[Region boundary data]
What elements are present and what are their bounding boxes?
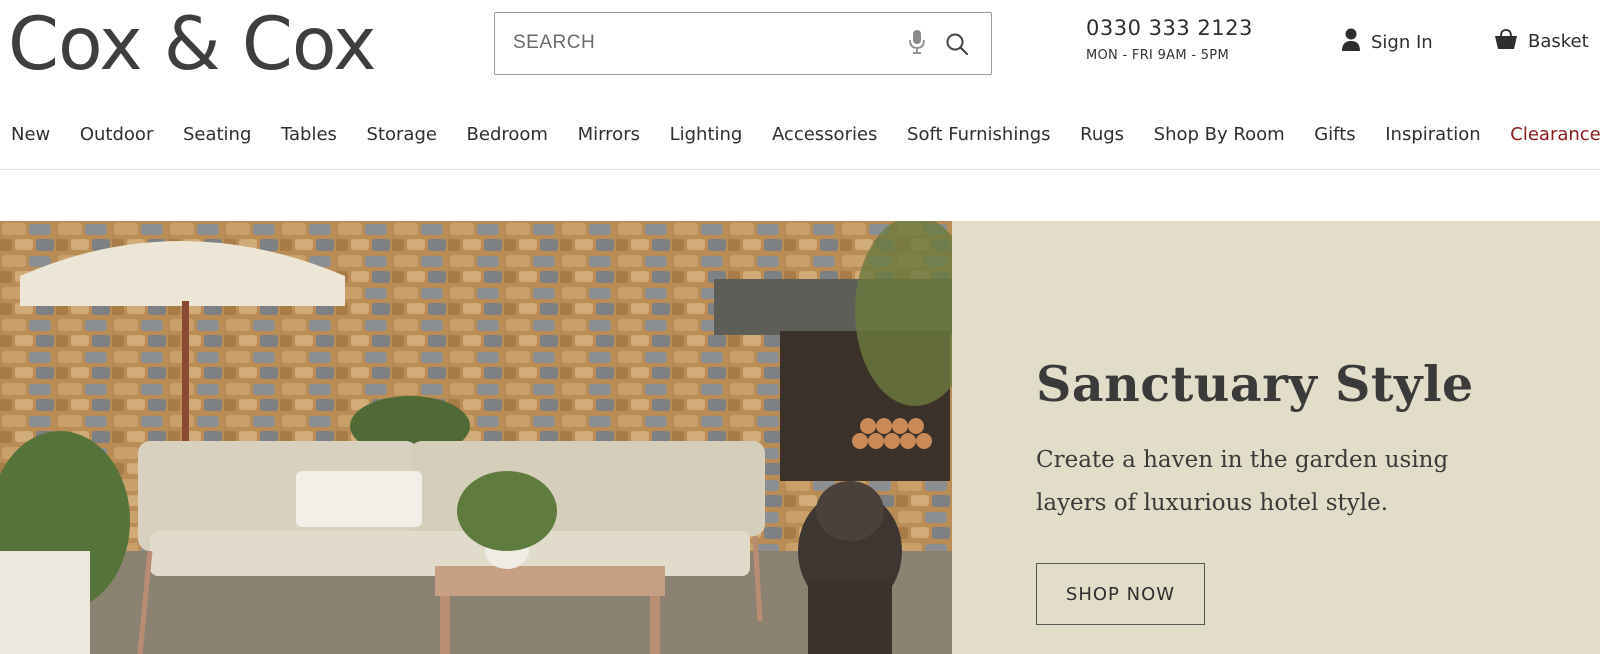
- nav-item-new[interactable]: New: [11, 124, 50, 145]
- sign-in-label: Sign In: [1371, 32, 1433, 53]
- nav-item-shop-by-room[interactable]: Shop By Room: [1154, 124, 1285, 145]
- hero-image[interactable]: [0, 221, 952, 654]
- hero-banner: Sanctuary Style Create a haven in the ga…: [0, 221, 1600, 654]
- nav-item-inspiration[interactable]: Inspiration: [1385, 124, 1480, 145]
- opening-hours: MON - FRI 9AM - 5PM: [1086, 48, 1229, 63]
- basket-link[interactable]: Basket: [1494, 28, 1589, 55]
- basket-label: Basket: [1528, 31, 1589, 52]
- user-icon: [1341, 28, 1361, 57]
- nav-item-gifts[interactable]: Gifts: [1314, 124, 1355, 145]
- nav-item-clearance[interactable]: Clearance: [1510, 124, 1600, 145]
- nav-item-bedroom[interactable]: Bedroom: [467, 124, 548, 145]
- nav-item-soft-furnishings[interactable]: Soft Furnishings: [907, 124, 1051, 145]
- basket-icon: [1494, 28, 1518, 55]
- nav-item-outdoor[interactable]: Outdoor: [80, 124, 154, 145]
- nav-item-seating[interactable]: Seating: [183, 124, 251, 145]
- nav-item-mirrors[interactable]: Mirrors: [578, 124, 640, 145]
- nav-item-lighting[interactable]: Lighting: [670, 124, 743, 145]
- nav-item-storage[interactable]: Storage: [367, 124, 437, 145]
- shop-now-button[interactable]: SHOP NOW: [1036, 563, 1205, 625]
- microphone-icon[interactable]: [907, 29, 927, 60]
- nav-item-accessories[interactable]: Accessories: [772, 124, 878, 145]
- main-nav: New Outdoor Seating Tables Storage Bedro…: [0, 110, 1600, 170]
- sign-in-link[interactable]: Sign In: [1341, 28, 1433, 57]
- hero-title: Sanctuary Style: [1036, 355, 1474, 413]
- nav-item-rugs[interactable]: Rugs: [1080, 124, 1124, 145]
- search-input[interactable]: [513, 13, 893, 73]
- hero-subtitle: Create a haven in the garden using layer…: [1036, 447, 1449, 516]
- site-header: Cox & Cox 0330 333 2123 MON - FRI 9AM - …: [0, 0, 1600, 100]
- phone-number[interactable]: 0330 333 2123: [1086, 16, 1253, 40]
- search-icon[interactable]: [945, 32, 969, 61]
- site-logo[interactable]: Cox & Cox: [8, 2, 377, 88]
- hero-text-panel: Sanctuary Style Create a haven in the ga…: [952, 221, 1600, 654]
- nav-item-tables[interactable]: Tables: [281, 124, 337, 145]
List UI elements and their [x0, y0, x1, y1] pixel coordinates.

• _WORK TO DO_: Can you replace "Sign In" with "Log In" in the records from the line with "- nav-item-new[interactable]: New: [11, 124, 50, 145]" to the line with "- hero-image[interactable]: [0, 221, 952, 654]", changing nothing else and returning only those lines?

• _EXPECTED OUTPUT_:
- nav-item-new[interactable]: New: [11, 124, 50, 145]
- sign-in-label: Log In: [1371, 32, 1433, 53]
- nav-item-shop-by-room[interactable]: Shop By Room: [1154, 124, 1285, 145]
- hero-image[interactable]: [0, 221, 952, 654]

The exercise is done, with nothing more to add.